WHAT THE TASK REQUIRES: Across the data below, how many lines hold "营业税金及附加"? Answer with that number and nothing else.

EXCERPTED DATA:
* Begin *
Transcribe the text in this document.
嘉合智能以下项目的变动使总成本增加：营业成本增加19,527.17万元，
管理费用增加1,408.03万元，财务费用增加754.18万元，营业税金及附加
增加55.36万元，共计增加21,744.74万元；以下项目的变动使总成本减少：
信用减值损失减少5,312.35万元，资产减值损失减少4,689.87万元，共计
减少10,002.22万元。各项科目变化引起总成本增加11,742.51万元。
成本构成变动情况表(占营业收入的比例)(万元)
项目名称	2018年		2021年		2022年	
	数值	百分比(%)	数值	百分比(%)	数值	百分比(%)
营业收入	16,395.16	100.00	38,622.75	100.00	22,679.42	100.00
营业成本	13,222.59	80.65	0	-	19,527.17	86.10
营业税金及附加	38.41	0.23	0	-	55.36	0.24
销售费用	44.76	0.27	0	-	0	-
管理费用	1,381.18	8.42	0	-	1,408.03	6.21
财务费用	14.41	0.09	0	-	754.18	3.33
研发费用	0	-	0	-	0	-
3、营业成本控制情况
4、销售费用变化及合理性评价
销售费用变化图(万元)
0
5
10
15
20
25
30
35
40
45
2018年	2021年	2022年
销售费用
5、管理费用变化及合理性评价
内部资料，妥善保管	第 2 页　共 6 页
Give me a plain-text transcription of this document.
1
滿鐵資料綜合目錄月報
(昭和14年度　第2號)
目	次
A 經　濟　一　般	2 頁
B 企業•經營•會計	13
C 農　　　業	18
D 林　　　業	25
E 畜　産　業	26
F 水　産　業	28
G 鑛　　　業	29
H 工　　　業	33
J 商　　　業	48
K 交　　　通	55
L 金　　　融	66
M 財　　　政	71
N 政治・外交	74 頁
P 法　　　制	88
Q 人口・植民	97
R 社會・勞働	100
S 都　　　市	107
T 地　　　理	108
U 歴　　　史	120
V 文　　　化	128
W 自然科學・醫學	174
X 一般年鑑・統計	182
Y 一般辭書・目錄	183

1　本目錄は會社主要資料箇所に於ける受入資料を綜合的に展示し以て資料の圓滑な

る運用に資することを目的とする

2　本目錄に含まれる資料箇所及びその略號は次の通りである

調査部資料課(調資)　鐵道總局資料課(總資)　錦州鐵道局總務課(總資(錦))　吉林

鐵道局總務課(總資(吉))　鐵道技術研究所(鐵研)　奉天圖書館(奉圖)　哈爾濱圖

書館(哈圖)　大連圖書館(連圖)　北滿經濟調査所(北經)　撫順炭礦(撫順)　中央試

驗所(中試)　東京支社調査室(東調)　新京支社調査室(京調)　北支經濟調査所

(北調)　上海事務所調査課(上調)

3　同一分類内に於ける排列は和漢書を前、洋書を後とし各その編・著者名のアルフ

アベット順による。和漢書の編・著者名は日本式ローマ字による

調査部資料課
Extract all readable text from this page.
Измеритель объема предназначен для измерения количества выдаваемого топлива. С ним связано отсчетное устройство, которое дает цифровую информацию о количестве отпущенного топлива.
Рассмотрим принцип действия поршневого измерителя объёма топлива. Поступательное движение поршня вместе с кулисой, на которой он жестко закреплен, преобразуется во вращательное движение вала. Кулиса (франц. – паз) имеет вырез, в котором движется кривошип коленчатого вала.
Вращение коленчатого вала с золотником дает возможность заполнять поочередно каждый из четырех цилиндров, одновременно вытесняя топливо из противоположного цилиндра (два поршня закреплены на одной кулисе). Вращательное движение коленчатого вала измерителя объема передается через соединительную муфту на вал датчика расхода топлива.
* End *
SOLUTION: 2